> AIM OF THE TASK
Scan the data beneath this task and copy each line that includes "Finland".

> SUPPLIED RECORDS
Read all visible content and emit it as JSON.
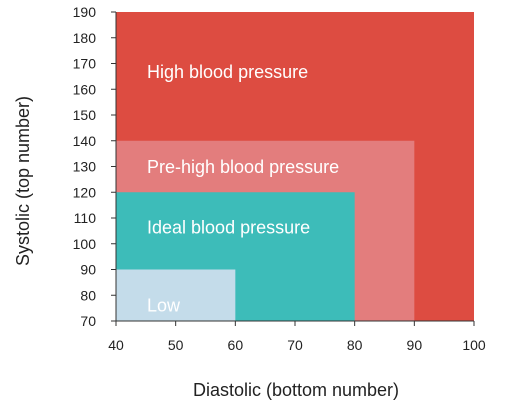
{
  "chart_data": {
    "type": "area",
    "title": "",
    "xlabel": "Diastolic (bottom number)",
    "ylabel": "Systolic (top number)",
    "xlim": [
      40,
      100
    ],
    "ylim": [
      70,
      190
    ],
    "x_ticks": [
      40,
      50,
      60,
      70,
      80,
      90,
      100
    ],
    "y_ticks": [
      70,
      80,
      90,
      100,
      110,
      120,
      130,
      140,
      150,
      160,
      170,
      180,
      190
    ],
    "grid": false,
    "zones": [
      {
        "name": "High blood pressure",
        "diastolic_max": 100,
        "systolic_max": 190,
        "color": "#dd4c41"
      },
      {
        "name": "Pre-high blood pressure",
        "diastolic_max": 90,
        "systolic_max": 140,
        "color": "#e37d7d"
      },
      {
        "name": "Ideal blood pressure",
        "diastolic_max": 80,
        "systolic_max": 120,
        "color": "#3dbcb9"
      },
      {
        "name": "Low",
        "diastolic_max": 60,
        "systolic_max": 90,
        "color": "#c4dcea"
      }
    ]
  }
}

* * *

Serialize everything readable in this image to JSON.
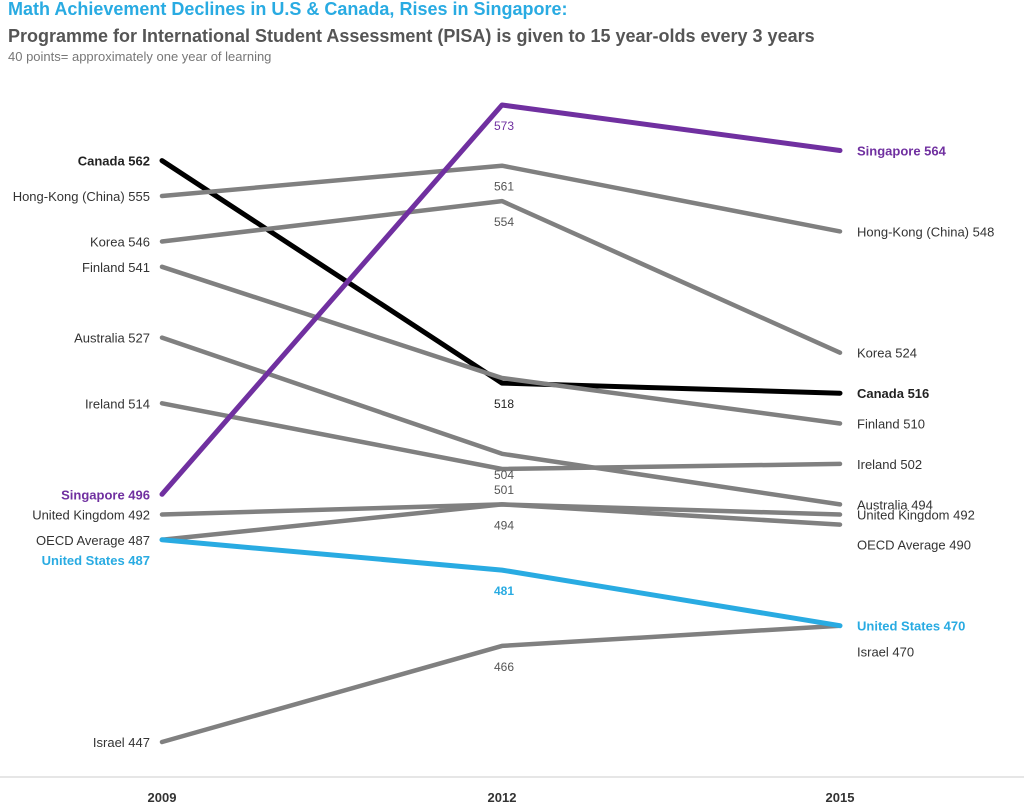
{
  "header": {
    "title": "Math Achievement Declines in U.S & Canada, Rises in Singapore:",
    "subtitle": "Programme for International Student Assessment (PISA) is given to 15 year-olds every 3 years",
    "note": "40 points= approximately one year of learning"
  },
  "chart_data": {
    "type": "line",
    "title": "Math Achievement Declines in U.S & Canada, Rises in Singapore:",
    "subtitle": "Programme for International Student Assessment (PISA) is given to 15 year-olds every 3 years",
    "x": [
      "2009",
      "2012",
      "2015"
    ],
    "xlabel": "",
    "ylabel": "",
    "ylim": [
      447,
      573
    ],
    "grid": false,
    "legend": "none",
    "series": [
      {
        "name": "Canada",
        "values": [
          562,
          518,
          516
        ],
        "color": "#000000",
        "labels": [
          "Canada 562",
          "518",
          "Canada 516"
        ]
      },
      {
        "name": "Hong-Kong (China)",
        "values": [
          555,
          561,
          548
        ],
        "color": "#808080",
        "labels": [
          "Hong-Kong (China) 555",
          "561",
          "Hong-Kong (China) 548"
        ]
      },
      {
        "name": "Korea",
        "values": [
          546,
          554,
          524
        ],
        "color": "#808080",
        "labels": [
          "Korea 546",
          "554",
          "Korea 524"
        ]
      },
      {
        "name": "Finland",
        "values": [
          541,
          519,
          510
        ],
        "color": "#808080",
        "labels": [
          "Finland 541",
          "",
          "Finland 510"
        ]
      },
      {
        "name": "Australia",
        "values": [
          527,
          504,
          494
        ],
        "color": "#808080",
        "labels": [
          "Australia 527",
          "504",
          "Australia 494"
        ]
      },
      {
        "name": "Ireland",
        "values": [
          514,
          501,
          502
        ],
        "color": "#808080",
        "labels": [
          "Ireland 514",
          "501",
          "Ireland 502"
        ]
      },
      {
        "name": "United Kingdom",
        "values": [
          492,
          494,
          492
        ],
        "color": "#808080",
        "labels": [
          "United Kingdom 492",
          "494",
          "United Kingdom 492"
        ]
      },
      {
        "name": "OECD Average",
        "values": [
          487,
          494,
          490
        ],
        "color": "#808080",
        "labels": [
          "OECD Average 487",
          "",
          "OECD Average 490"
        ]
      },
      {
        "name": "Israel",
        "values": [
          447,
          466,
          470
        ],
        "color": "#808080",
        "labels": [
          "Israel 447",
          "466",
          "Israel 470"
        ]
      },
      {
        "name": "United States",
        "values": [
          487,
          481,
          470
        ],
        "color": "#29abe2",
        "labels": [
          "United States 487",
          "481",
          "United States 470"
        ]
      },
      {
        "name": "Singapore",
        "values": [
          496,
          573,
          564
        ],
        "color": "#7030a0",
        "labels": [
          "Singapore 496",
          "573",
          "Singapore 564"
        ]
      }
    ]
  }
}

> THE ANSWER
        "name": "Finland",
          "Finland 541",
          "Finland 510"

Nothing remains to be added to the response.